*Task to carry out:* Report every line from the material that contains the word "餐旅服務管理".

*Stored items:*
..............................
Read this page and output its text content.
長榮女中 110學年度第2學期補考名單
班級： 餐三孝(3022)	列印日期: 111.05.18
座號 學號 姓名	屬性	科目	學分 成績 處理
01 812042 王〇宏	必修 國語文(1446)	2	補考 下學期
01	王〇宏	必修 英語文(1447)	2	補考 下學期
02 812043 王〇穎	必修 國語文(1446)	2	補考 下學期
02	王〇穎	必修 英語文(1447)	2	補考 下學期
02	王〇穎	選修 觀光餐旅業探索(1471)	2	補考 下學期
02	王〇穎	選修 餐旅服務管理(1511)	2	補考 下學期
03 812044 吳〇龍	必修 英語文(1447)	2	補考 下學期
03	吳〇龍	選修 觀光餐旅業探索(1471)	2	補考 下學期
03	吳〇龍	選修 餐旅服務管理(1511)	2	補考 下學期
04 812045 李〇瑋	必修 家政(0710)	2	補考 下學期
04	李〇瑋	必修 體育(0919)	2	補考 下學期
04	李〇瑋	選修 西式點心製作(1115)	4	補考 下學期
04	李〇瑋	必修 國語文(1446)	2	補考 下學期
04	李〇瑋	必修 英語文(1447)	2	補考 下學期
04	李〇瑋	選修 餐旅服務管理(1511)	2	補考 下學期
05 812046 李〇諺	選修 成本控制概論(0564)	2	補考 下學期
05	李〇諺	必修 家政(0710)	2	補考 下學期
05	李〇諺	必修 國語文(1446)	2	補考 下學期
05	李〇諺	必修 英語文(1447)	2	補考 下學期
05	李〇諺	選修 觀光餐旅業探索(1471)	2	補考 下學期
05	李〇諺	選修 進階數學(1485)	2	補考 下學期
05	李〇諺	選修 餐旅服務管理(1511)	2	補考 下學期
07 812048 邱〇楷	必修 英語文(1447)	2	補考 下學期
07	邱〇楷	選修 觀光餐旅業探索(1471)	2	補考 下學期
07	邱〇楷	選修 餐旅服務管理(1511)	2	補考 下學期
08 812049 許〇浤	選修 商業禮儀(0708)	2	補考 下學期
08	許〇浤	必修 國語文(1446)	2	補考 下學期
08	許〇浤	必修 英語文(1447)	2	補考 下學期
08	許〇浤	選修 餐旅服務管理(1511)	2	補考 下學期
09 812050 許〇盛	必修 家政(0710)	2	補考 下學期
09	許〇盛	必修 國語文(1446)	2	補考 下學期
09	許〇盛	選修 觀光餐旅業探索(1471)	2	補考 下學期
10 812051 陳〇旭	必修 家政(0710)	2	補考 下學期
..............................
*Exercise solution:*
02	王〇穎	選修 餐旅服務管理(1511)	2	補考 下學期
03	吳〇龍	選修 餐旅服務管理(1511)	2	補考 下學期
04	李〇瑋	選修 餐旅服務管理(1511)	2	補考 下學期
05	李〇諺	選修 餐旅服務管理(1511)	2	補考 下學期
07	邱〇楷	選修 餐旅服務管理(1511)	2	補考 下學期
08	許〇浤	選修 餐旅服務管理(1511)	2	補考 下學期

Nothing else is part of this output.